◆ Work required: Only the lines containing "dueños" should appear in the answer, copied from the listing below.

◆ Available data:
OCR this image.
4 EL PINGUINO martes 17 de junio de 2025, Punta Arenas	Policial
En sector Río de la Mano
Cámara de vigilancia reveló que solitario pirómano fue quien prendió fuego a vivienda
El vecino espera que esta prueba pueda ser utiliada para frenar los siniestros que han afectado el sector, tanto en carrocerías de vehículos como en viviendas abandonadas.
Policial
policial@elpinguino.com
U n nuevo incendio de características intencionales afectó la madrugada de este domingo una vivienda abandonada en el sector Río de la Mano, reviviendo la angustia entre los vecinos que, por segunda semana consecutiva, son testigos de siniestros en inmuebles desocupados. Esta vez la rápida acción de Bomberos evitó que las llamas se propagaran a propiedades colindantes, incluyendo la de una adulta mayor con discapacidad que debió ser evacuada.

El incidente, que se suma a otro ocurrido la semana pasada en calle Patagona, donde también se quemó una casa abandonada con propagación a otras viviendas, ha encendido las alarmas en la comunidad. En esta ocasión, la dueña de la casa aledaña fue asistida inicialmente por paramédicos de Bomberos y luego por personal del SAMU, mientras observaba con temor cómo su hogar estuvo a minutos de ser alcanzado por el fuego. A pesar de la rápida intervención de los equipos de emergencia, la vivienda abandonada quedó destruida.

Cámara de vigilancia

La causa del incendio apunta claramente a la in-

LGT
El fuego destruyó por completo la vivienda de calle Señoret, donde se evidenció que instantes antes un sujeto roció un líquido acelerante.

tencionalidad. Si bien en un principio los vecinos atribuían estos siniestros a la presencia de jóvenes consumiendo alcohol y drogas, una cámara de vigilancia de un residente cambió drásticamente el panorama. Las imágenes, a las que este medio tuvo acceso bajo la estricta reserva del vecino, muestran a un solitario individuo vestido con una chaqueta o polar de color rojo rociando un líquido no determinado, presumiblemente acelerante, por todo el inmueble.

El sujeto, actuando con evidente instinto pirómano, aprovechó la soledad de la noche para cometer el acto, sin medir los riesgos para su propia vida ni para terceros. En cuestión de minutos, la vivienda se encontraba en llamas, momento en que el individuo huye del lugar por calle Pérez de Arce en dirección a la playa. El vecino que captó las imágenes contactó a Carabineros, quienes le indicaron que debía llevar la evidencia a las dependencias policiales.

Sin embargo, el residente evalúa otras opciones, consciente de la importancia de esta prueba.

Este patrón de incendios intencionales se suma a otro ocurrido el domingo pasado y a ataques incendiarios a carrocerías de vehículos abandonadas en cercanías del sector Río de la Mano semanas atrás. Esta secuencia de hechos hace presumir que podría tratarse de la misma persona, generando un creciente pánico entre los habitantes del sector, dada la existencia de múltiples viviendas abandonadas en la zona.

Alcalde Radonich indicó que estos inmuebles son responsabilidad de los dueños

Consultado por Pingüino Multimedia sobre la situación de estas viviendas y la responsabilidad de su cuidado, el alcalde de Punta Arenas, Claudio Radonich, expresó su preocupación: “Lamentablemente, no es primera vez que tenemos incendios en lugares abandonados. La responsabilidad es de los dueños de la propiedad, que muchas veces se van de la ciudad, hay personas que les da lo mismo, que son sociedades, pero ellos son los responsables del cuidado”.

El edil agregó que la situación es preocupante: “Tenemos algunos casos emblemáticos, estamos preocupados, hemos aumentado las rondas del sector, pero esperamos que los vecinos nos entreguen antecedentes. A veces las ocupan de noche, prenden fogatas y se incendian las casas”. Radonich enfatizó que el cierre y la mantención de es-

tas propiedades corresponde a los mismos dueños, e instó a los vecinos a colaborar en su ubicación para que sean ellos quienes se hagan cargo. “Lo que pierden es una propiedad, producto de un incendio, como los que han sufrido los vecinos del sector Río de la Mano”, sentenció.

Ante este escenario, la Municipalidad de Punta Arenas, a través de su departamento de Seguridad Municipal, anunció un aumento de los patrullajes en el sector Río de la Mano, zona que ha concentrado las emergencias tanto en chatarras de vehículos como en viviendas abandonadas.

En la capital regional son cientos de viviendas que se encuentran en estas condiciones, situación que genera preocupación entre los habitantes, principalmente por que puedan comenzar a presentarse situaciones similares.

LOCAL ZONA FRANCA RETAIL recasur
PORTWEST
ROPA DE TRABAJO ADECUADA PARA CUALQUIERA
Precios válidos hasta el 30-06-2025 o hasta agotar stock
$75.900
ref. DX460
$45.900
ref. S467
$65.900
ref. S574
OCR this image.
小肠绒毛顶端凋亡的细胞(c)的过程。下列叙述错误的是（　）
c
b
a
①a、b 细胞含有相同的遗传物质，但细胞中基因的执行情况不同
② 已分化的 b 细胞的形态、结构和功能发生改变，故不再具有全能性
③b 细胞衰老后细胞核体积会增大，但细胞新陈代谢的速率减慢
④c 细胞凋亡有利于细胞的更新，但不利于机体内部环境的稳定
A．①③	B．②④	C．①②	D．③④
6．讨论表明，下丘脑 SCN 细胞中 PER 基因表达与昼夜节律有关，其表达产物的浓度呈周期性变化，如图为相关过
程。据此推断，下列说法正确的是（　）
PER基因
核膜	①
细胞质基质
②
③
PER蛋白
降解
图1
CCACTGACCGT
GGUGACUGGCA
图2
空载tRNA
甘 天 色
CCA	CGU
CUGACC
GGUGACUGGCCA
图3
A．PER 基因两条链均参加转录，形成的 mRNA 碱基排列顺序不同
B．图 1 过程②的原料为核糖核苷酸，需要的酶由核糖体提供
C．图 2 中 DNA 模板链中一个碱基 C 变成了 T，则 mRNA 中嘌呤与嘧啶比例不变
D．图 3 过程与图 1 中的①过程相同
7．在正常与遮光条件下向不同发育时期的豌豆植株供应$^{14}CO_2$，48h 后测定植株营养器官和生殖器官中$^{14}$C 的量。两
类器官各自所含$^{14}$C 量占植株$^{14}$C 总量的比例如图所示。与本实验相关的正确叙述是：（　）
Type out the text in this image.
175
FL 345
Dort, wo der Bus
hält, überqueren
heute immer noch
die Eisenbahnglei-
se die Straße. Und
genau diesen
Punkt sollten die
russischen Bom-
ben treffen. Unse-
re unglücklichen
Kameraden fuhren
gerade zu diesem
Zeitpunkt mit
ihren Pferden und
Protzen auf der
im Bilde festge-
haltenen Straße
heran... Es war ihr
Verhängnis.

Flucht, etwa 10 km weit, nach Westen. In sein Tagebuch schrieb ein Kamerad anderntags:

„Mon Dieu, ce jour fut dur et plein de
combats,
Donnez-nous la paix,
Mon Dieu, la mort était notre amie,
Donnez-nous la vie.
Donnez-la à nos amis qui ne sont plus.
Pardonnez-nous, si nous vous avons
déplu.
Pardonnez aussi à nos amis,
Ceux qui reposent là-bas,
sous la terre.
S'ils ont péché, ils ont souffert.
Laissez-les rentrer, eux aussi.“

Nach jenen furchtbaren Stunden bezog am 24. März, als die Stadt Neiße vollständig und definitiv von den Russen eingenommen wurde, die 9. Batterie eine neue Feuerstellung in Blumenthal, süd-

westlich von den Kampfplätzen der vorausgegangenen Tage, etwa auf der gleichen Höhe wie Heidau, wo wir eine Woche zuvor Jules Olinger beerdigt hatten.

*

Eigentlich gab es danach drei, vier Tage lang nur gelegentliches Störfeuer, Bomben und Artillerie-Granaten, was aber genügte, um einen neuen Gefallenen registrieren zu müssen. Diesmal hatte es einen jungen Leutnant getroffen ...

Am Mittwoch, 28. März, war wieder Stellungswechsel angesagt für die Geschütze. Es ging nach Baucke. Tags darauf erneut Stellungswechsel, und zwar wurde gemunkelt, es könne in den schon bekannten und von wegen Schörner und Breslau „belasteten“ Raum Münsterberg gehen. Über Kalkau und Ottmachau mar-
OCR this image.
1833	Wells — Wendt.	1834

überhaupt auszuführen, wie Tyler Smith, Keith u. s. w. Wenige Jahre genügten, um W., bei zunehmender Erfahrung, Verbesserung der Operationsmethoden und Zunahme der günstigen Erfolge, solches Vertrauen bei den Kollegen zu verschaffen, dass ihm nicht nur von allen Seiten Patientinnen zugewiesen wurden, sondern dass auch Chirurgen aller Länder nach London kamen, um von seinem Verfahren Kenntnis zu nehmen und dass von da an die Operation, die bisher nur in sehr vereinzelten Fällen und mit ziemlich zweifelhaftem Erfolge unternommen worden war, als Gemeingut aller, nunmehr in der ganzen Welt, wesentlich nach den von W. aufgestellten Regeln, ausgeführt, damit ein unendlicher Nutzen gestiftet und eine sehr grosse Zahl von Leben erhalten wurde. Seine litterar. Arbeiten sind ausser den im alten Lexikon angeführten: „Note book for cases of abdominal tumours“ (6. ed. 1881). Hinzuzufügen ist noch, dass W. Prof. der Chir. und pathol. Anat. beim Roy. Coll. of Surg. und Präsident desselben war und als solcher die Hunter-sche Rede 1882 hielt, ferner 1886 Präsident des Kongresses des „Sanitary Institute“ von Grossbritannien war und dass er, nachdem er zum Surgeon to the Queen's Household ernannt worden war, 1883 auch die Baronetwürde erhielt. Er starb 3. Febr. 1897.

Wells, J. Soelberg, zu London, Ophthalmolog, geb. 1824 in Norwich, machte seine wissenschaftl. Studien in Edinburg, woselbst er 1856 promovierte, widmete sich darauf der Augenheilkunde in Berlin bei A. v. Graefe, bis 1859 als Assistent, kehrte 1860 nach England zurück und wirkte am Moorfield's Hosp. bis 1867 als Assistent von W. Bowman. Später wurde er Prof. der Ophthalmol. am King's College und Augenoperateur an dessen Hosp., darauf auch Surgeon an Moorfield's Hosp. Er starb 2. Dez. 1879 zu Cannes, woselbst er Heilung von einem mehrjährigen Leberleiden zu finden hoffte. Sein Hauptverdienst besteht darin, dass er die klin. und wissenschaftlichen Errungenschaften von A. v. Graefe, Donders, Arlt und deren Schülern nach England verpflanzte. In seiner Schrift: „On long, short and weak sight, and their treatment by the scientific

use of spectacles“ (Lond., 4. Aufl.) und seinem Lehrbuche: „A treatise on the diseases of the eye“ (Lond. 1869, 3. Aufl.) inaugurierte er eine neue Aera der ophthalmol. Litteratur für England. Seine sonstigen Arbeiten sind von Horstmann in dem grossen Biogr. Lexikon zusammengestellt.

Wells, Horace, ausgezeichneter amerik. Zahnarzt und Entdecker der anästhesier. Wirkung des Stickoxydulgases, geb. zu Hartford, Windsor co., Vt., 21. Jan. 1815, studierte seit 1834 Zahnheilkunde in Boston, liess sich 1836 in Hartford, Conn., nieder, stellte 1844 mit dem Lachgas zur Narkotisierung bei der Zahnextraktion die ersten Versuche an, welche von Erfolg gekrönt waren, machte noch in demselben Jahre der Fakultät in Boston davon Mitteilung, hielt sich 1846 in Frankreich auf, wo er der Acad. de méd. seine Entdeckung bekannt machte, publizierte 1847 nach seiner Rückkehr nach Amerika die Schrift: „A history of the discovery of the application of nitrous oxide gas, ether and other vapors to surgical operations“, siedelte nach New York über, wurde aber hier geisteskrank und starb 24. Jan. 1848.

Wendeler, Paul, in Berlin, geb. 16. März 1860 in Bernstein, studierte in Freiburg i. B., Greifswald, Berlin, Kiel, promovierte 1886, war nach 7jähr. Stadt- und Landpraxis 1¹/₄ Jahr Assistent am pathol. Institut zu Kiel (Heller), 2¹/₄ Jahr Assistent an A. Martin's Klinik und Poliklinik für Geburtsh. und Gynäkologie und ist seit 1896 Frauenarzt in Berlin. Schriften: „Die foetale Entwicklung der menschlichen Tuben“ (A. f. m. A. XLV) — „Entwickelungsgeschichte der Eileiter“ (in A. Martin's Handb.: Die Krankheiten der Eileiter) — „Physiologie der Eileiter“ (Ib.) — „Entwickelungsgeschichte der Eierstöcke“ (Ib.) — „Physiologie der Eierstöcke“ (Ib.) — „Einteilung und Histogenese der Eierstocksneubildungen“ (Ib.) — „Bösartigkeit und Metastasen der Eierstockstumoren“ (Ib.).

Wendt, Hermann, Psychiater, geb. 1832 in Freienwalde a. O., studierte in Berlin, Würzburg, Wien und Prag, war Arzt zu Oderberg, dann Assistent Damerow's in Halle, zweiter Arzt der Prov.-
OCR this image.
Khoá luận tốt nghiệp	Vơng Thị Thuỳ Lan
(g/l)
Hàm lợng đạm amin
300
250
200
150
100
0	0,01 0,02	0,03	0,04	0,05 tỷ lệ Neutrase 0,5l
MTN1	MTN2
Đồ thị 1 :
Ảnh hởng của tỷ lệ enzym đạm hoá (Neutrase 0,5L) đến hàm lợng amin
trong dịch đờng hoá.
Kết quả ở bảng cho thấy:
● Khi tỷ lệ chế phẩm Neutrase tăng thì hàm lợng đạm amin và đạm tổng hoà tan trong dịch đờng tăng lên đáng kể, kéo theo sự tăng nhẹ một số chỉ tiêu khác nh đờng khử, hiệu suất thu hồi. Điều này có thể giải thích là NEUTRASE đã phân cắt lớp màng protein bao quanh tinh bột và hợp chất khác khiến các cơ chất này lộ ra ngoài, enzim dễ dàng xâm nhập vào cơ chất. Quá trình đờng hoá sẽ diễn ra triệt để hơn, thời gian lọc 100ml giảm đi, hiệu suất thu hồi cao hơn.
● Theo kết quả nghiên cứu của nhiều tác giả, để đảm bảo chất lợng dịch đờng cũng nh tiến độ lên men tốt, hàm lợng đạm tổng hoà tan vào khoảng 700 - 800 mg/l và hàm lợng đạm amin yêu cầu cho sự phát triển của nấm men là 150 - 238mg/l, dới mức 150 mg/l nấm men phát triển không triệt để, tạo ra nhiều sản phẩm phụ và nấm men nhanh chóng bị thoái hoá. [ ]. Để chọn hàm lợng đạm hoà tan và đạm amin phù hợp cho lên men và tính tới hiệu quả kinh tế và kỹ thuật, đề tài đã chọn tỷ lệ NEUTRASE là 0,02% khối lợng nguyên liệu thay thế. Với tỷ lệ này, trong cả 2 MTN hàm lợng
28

◆ Response:
Alcalde Radonich indicó que estos inmuebles son responsabilidad de los dueños
Consultado por Pingüino Multimedia sobre la situación de estas viviendas y la responsabilidad de su cuidado, el alcalde de Punta Arenas, Claudio Radonich, expresó su preocupación: “Lamentablemente, no es primera vez que tenemos incendios en lugares abandonados. La responsabilidad es de los dueños de la propiedad, que muchas veces se van de la ciudad, hay personas que les da lo mismo, que son sociedades, pero ellos son los responsables del cuidado”.
tas propiedades corresponde a los mismos dueños, e instó a los vecinos a colaborar en su ubicación para que sean ellos quienes se hagan cargo. “Lo que pierden es una propiedad, producto de un incendio, como los que han sufrido los vecinos del sector Río de la Mano”, sentenció.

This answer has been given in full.